• [MATERIAL FOR THE TASK]
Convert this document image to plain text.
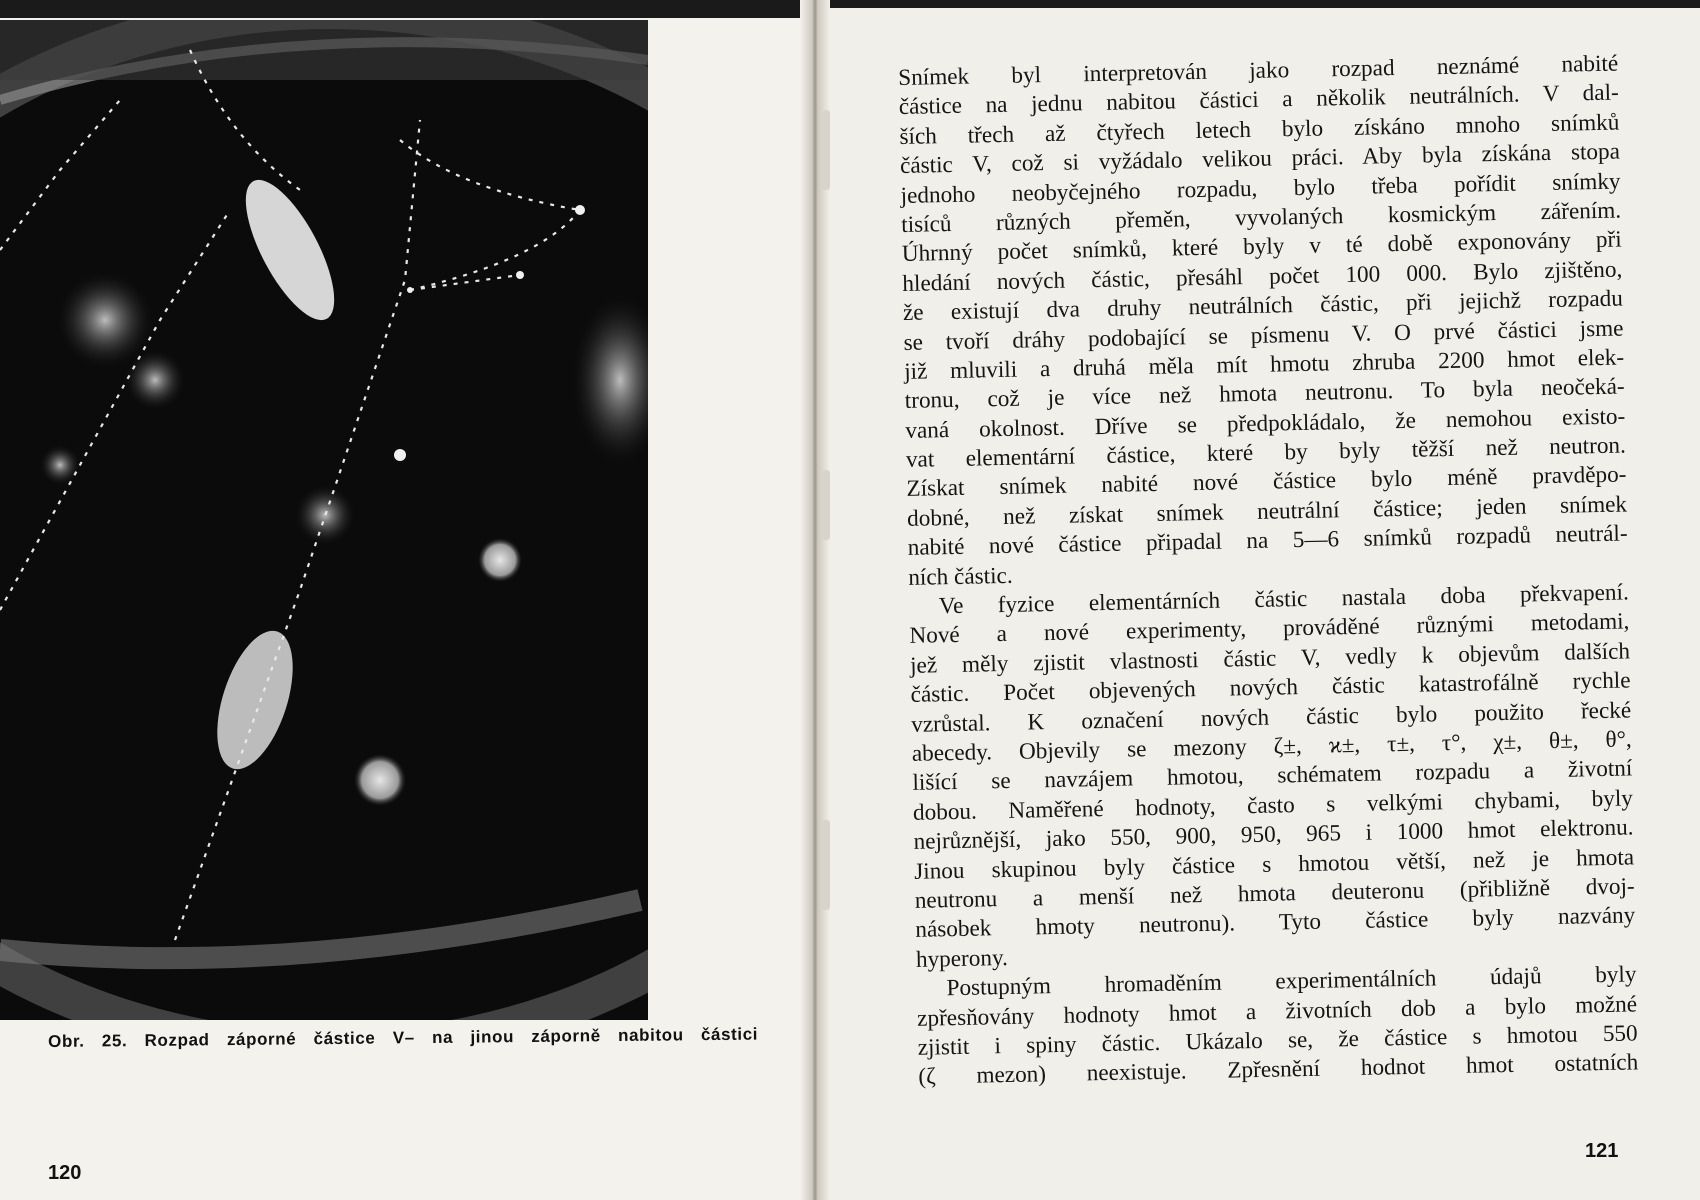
Obr. 25. Rozpad záporné částice V– na jinou záporně nabitou částici
120
121
Snímek byl interpretován jako rozpad neznámé nabité
částice na jednu nabitou částici a několik neutrálních. V dal-
ších třech až čtyřech letech bylo získáno mnoho snímků
částic V, což si vyžádalo velikou práci. Aby byla získána stopa
jednoho neobyčejného rozpadu, bylo třeba pořídit snímky
tisíců různých přeměn, vyvolaných kosmickým zářením.
Úhrnný počet snímků, které byly v té době exponovány při
hledání nových částic, přesáhl počet 100 000. Bylo zjištěno,
že existují dva druhy neutrálních částic, při jejichž rozpadu
se tvoří dráhy podobající se písmenu V. O prvé částici jsme
již mluvili a druhá měla mít hmotu zhruba 2200 hmot elek-
tronu, což je více než hmota neutronu. To byla neočeká-
vaná okolnost. Dříve se předpokládalo, že nemohou existo-
vat elementární částice, které by byly těžší než neutron.
Získat snímek nabité nové částice bylo méně pravděpo-
dobné, než získat snímek neutrální částice; jeden snímek
nabité nové částice připadal na 5—6 snímků rozpadů neutrál-
ních částic.
Ve fyzice elementárních částic nastala doba překvapení.
Nové a nové experimenty, prováděné různými metodami,
jež měly zjistit vlastnosti částic V, vedly k objevům dalších
částic. Počet objevených nových částic katastrofálně rychle
vzrůstal. K označení nových částic bylo použito řecké
abecedy. Objevily se mezony ζ±, ϰ±, τ±, τ°, χ±, θ±, θ°,
lišící se navzájem hmotou, schématem rozpadu a životní
dobou. Naměřené hodnoty, často s velkými chybami, byly
nejrůznější, jako 550, 900, 950, 965 i 1000 hmot elektronu.
Jinou skupinou byly částice s hmotou větší, než je hmota
neutronu a menší než hmota deuteronu (přibližně dvoj-
násobek hmoty neutronu). Tyto částice byly nazvány
hyperony.
Postupným hromaděním experimentálních údajů byly
zpřesňovány hodnoty hmot a životních dob a bylo možné
zjistit i spiny částic. Ukázalo se, že částice s hmotou 550
(ζ mezon) neexistuje. Zpřesnění hodnot hmot ostatních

• [TASK] All entries must be written out again exactly as given, with no pictures in the copy.

• [CORRECT RESPONSE]
Convert this document image to plain text.
Obr. 25. Rozpad záporné částice V– na jinou záporně nabitou částici
120
121
Snímek byl interpretován jako rozpad neznámé nabité
částice na jednu nabitou částici a několik neutrálních. V dal-
ších třech až čtyřech letech bylo získáno mnoho snímků
částic V, což si vyžádalo velikou práci. Aby byla získána stopa
jednoho neobyčejného rozpadu, bylo třeba pořídit snímky
tisíců různých přeměn, vyvolaných kosmickým zářením.
Úhrnný počet snímků, které byly v té době exponovány při
hledání nových částic, přesáhl počet 100 000. Bylo zjištěno,
že existují dva druhy neutrálních částic, při jejichž rozpadu
se tvoří dráhy podobající se písmenu V. O prvé částici jsme
již mluvili a druhá měla mít hmotu zhruba 2200 hmot elek-
tronu, což je více než hmota neutronu. To byla neočeká-
vaná okolnost. Dříve se předpokládalo, že nemohou existo-
vat elementární částice, které by byly těžší než neutron.
Získat snímek nabité nové částice bylo méně pravděpo-
dobné, než získat snímek neutrální částice; jeden snímek
nabité nové částice připadal na 5—6 snímků rozpadů neutrál-
ních částic.
Ve fyzice elementárních částic nastala doba překvapení.
Nové a nové experimenty, prováděné různými metodami,
jež měly zjistit vlastnosti částic V, vedly k objevům dalších
částic. Počet objevených nových částic katastrofálně rychle
vzrůstal. K označení nových částic bylo použito řecké
abecedy. Objevily se mezony ζ±, ϰ±, τ±, τ°, χ±, θ±, θ°,
lišící se navzájem hmotou, schématem rozpadu a životní
dobou. Naměřené hodnoty, často s velkými chybami, byly
nejrůznější, jako 550, 900, 950, 965 i 1000 hmot elektronu.
Jinou skupinou byly částice s hmotou větší, než je hmota
neutronu a menší než hmota deuteronu (přibližně dvoj-
násobek hmoty neutronu). Tyto částice byly nazvány
hyperony.
Postupným hromaděním experimentálních údajů byly
zpřesňovány hodnoty hmot a životních dob a bylo možné
zjistit i spiny částic. Ukázalo se, že částice s hmotou 550
(ζ mezon) neexistuje. Zpřesnění hodnot hmot ostatních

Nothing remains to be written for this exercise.